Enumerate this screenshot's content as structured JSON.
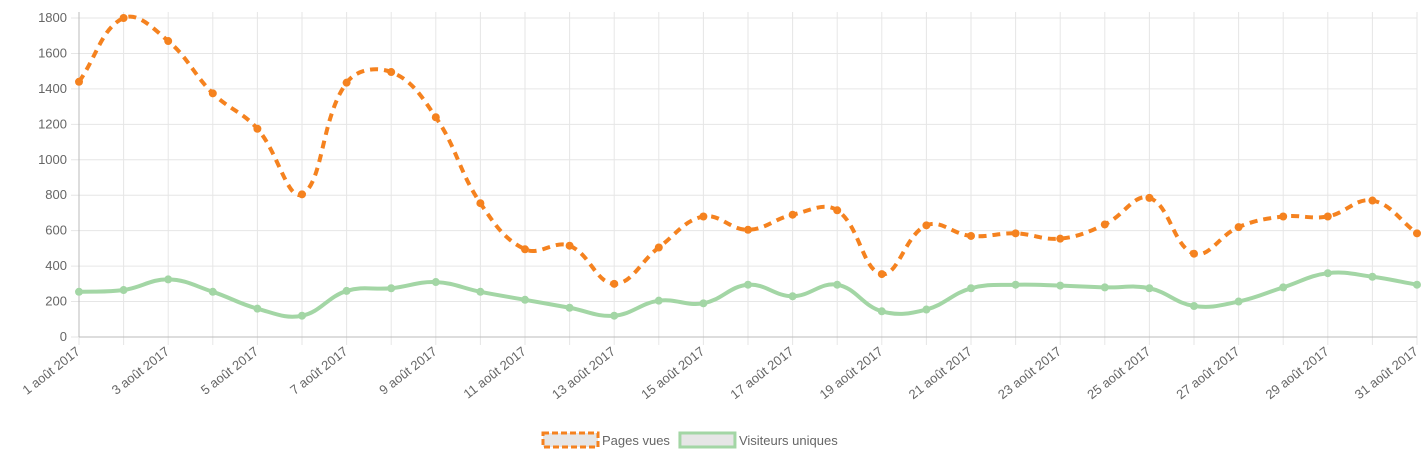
{
  "chart_data": {
    "type": "line",
    "categories": [
      "1 août 2017",
      null,
      "3 août 2017",
      null,
      "5 août 2017",
      null,
      "7 août 2017",
      null,
      "9 août 2017",
      null,
      "11 août 2017",
      null,
      "13 août 2017",
      null,
      "15 août 2017",
      null,
      "17 août 2017",
      null,
      "19 août 2017",
      null,
      "21 août 2017",
      null,
      "23 août 2017",
      null,
      "25 août 2017",
      null,
      "27 août 2017",
      null,
      "29 août 2017",
      null,
      "31 août 2017"
    ],
    "series": [
      {
        "name": "Pages vues",
        "color": "#f5821f",
        "dashed": true,
        "values": [
          1440,
          1800,
          1670,
          1375,
          1175,
          805,
          1435,
          1495,
          1240,
          755,
          495,
          515,
          300,
          505,
          680,
          605,
          690,
          715,
          355,
          630,
          570,
          585,
          555,
          635,
          785,
          470,
          620,
          680,
          680,
          770,
          585
        ]
      },
      {
        "name": "Visiteurs uniques",
        "color": "#a3d6a5",
        "dashed": false,
        "values": [
          255,
          265,
          325,
          255,
          160,
          120,
          260,
          275,
          310,
          255,
          210,
          165,
          120,
          205,
          190,
          295,
          230,
          295,
          145,
          155,
          275,
          295,
          290,
          280,
          275,
          175,
          200,
          280,
          360,
          340,
          295
        ]
      }
    ],
    "ylim": [
      0,
      1800
    ],
    "yticks": [
      0,
      200,
      400,
      600,
      800,
      1000,
      1200,
      1400,
      1600,
      1800
    ],
    "grid": true,
    "legend": "bottom"
  }
}
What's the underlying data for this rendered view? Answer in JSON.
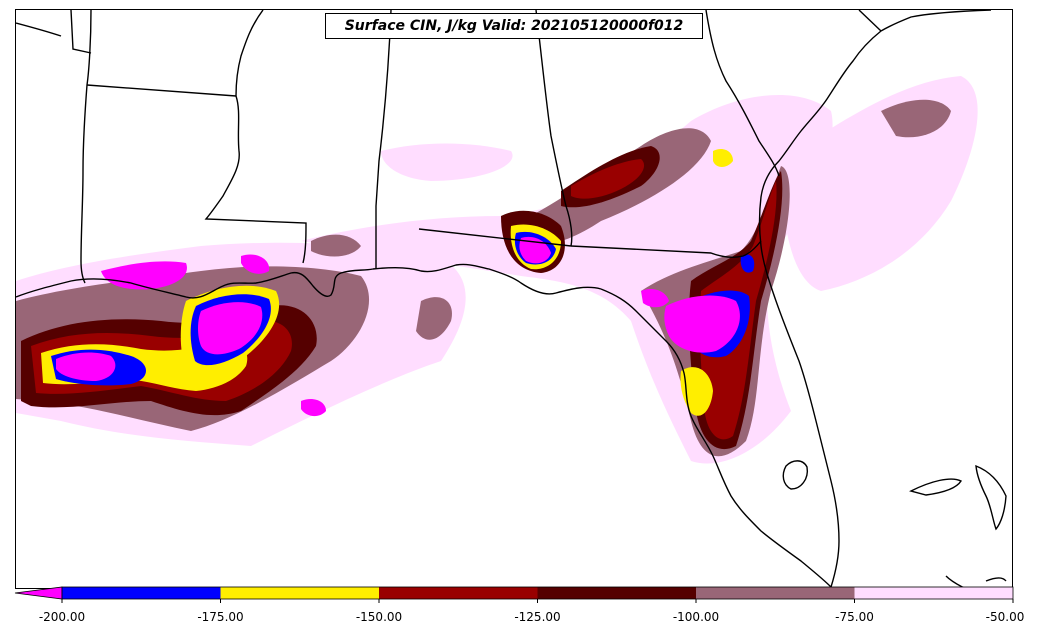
{
  "title": "Surface CIN, J/kg Valid: 202105120000f012",
  "colorbar": {
    "extend": "min",
    "colors": [
      "#ff00ff",
      "#0000ff",
      "#ffee00",
      "#990000",
      "#550000",
      "#996677",
      "#ffddff"
    ],
    "levels": [
      -200,
      -175,
      -150,
      -125,
      -100,
      -75,
      -50
    ],
    "tick_labels": [
      "-200.00",
      "-175.00",
      "-150.00",
      "-125.00",
      "-100.00",
      "-75.00",
      "-50.00"
    ]
  },
  "map": {
    "region": "Gulf of Mexico coast / Florida",
    "background": "#ffffff",
    "line_color": "#000000"
  }
}
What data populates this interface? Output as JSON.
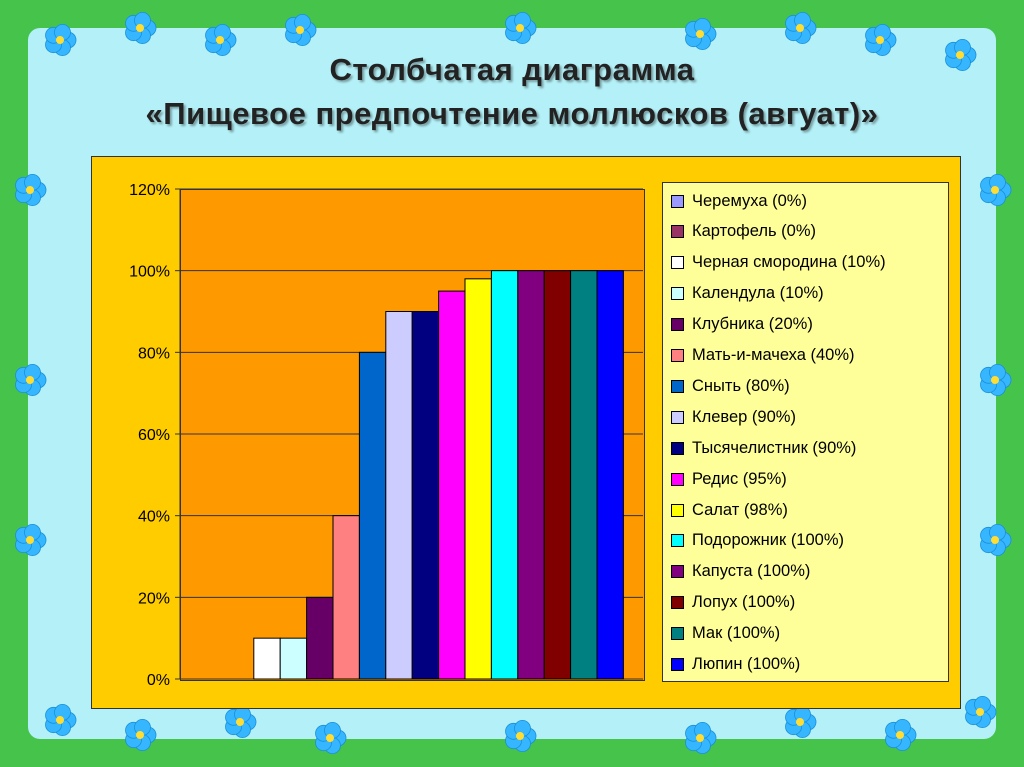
{
  "title_line1": "Столбчатая диаграмма",
  "title_line2": "«Пищевое предпочтение моллюсков (авгуат)»",
  "chart_data": {
    "type": "bar",
    "categories": [
      "Черемуха",
      "Картофель",
      "Черная смородина",
      "Календула",
      "Клубника",
      "Мать-и-мачеха",
      "Сныть",
      "Клевер",
      "Тысячелистник",
      "Редис",
      "Салат",
      "Подорожник",
      "Капуста",
      "Лопух",
      "Мак",
      "Люпин"
    ],
    "values": [
      0,
      0,
      10,
      10,
      20,
      40,
      80,
      90,
      90,
      95,
      98,
      100,
      100,
      100,
      100,
      100
    ],
    "colors": [
      "#9999ff",
      "#993366",
      "#ffffff",
      "#ccffff",
      "#660066",
      "#ff8080",
      "#0066cc",
      "#ccccff",
      "#000080",
      "#ff00ff",
      "#ffff00",
      "#00ffff",
      "#800080",
      "#800000",
      "#008080",
      "#0000ff"
    ],
    "legend_labels": [
      "Черемуха (0%)",
      "Картофель (0%)",
      "Черная смородина (10%)",
      "Календула (10%)",
      "Клубника (20%)",
      "Мать-и-мачеха (40%)",
      "Сныть (80%)",
      "Клевер (90%)",
      "Тысячелистник (90%)",
      "Редис (95%)",
      "Салат (98%)",
      "Подорожник (100%)",
      "Капуста (100%)",
      "Лопух (100%)",
      "Мак (100%)",
      "Люпин (100%)"
    ],
    "y_ticks": [
      "0%",
      "20%",
      "40%",
      "60%",
      "80%",
      "100%",
      "120%"
    ],
    "ylim": [
      0,
      120
    ],
    "grid": true,
    "legend_position": "right",
    "plot_background": "#ff9900",
    "chart_background": "#ffcc00"
  },
  "colors": {
    "frame": "#45c34b",
    "inner": "#b4f0f7",
    "flower": "#35b6ff"
  }
}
---+---
Read through the entries and copy each line in which "What" appears.

## Final result
What's the underlying data for this rendered view? Answer in JSON.
What data populates this interface? Output as JSON.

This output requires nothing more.